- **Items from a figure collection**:
◇ ◇ ◇
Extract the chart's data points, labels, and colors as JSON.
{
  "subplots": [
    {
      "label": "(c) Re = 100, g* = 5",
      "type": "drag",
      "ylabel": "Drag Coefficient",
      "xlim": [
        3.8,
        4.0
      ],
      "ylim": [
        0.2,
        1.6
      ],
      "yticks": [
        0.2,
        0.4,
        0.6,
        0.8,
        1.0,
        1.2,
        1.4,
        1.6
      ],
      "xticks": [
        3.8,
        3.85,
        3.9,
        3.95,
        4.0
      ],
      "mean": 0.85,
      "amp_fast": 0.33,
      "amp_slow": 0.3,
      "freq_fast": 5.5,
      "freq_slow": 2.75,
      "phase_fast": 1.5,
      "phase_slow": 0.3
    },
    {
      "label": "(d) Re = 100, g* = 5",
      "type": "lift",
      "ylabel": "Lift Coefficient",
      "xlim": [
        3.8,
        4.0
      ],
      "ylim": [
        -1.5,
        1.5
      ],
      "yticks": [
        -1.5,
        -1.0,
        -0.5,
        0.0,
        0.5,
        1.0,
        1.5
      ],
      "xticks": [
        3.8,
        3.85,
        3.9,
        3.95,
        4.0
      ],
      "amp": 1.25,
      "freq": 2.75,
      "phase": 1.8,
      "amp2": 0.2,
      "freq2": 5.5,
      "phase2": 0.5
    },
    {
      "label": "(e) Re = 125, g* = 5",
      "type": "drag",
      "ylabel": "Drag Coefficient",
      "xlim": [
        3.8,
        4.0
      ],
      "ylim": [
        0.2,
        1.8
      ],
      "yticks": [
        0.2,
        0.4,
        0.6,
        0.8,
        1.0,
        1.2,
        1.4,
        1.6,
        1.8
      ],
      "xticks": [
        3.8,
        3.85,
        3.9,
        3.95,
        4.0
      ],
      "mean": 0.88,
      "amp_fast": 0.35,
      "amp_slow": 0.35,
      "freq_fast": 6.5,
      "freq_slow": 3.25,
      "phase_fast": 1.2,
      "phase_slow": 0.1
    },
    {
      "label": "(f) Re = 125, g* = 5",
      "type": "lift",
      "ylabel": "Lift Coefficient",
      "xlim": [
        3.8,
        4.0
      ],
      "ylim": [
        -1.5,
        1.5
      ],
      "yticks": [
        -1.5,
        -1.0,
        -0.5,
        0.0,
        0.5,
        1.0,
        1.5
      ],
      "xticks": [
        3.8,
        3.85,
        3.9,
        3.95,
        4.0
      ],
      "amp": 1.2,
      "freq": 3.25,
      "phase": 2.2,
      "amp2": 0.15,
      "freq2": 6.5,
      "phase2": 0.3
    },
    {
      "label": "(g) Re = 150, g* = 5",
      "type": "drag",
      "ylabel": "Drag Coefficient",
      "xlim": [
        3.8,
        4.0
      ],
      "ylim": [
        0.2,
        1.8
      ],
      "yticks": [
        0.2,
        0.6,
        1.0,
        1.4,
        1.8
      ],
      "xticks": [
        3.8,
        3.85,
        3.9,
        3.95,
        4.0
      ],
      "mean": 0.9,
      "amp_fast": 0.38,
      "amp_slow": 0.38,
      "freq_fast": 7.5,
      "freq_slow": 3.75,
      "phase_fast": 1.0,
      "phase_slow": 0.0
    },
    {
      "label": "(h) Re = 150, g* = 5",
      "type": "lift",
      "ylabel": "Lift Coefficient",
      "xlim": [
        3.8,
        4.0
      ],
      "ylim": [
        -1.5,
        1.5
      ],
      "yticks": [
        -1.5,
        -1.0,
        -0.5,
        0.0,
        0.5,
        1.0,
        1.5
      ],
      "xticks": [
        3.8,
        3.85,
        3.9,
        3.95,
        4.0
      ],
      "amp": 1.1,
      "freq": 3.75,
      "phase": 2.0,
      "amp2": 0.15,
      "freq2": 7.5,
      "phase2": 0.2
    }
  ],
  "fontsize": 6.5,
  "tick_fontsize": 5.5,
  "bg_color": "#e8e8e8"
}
◇ ◇ ◇
- **Task description**:
Please restate the records in full, word for word.

- **Final answer**:
Extract the chart's data points, labels, and colors as JSON.
{
  "subplots": [
    {
      "label": "(c) Re = 100, g* = 5",
      "type": "drag",
      "ylabel": "Drag Coefficient",
      "xlim": [
        3.8,
        4.0
      ],
      "ylim": [
        0.2,
        1.6
      ],
      "yticks": [
        0.2,
        0.4,
        0.6,
        0.8,
        1.0,
        1.2,
        1.4,
        1.6
      ],
      "xticks": [
        3.8,
        3.85,
        3.9,
        3.95,
        4.0
      ],
      "mean": 0.85,
      "amp_fast": 0.33,
      "amp_slow": 0.3,
      "freq_fast": 5.5,
      "freq_slow": 2.75,
      "phase_fast": 1.5,
      "phase_slow": 0.3
    },
    {
      "label": "(d) Re = 100, g* = 5",
      "type": "lift",
      "ylabel": "Lift Coefficient",
      "xlim": [
        3.8,
        4.0
      ],
      "ylim": [
        -1.5,
        1.5
      ],
      "yticks": [
        -1.5,
        -1.0,
        -0.5,
        0.0,
        0.5,
        1.0,
        1.5
      ],
      "xticks": [
        3.8,
        3.85,
        3.9,
        3.95,
        4.0
      ],
      "amp": 1.25,
      "freq": 2.75,
      "phase": 1.8,
      "amp2": 0.2,
      "freq2": 5.5,
      "phase2": 0.5
    },
    {
      "label": "(e) Re = 125, g* = 5",
      "type": "drag",
      "ylabel": "Drag Coefficient",
      "xlim": [
        3.8,
        4.0
      ],
      "ylim": [
        0.2,
        1.8
      ],
      "yticks": [
        0.2,
        0.4,
        0.6,
        0.8,
        1.0,
        1.2,
        1.4,
        1.6,
        1.8
      ],
      "xticks": [
        3.8,
        3.85,
        3.9,
        3.95,
        4.0
      ],
      "mean": 0.88,
      "amp_fast": 0.35,
      "amp_slow": 0.35,
      "freq_fast": 6.5,
      "freq_slow": 3.25,
      "phase_fast": 1.2,
      "phase_slow": 0.1
    },
    {
      "label": "(f) Re = 125, g* = 5",
      "type": "lift",
      "ylabel": "Lift Coefficient",
      "xlim": [
        3.8,
        4.0
      ],
      "ylim": [
        -1.5,
        1.5
      ],
      "yticks": [
        -1.5,
        -1.0,
        -0.5,
        0.0,
        0.5,
        1.0,
        1.5
      ],
      "xticks": [
        3.8,
        3.85,
        3.9,
        3.95,
        4.0
      ],
      "amp": 1.2,
      "freq": 3.25,
      "phase": 2.2,
      "amp2": 0.15,
      "freq2": 6.5,
      "phase2": 0.3
    },
    {
      "label": "(g) Re = 150, g* = 5",
      "type": "drag",
      "ylabel": "Drag Coefficient",
      "xlim": [
        3.8,
        4.0
      ],
      "ylim": [
        0.2,
        1.8
      ],
      "yticks": [
        0.2,
        0.6,
        1.0,
        1.4,
        1.8
      ],
      "xticks": [
        3.8,
        3.85,
        3.9,
        3.95,
        4.0
      ],
      "mean": 0.9,
      "amp_fast": 0.38,
      "amp_slow": 0.38,
      "freq_fast": 7.5,
      "freq_slow": 3.75,
      "phase_fast": 1.0,
      "phase_slow": 0.0
    },
    {
      "label": "(h) Re = 150, g* = 5",
      "type": "lift",
      "ylabel": "Lift Coefficient",
      "xlim": [
        3.8,
        4.0
      ],
      "ylim": [
        -1.5,
        1.5
      ],
      "yticks": [
        -1.5,
        -1.0,
        -0.5,
        0.0,
        0.5,
        1.0,
        1.5
      ],
      "xticks": [
        3.8,
        3.85,
        3.9,
        3.95,
        4.0
      ],
      "amp": 1.1,
      "freq": 3.75,
      "phase": 2.0,
      "amp2": 0.15,
      "freq2": 7.5,
      "phase2": 0.2
    }
  ],
  "fontsize": 6.5,
  "tick_fontsize": 5.5,
  "bg_color": "#e8e8e8"
}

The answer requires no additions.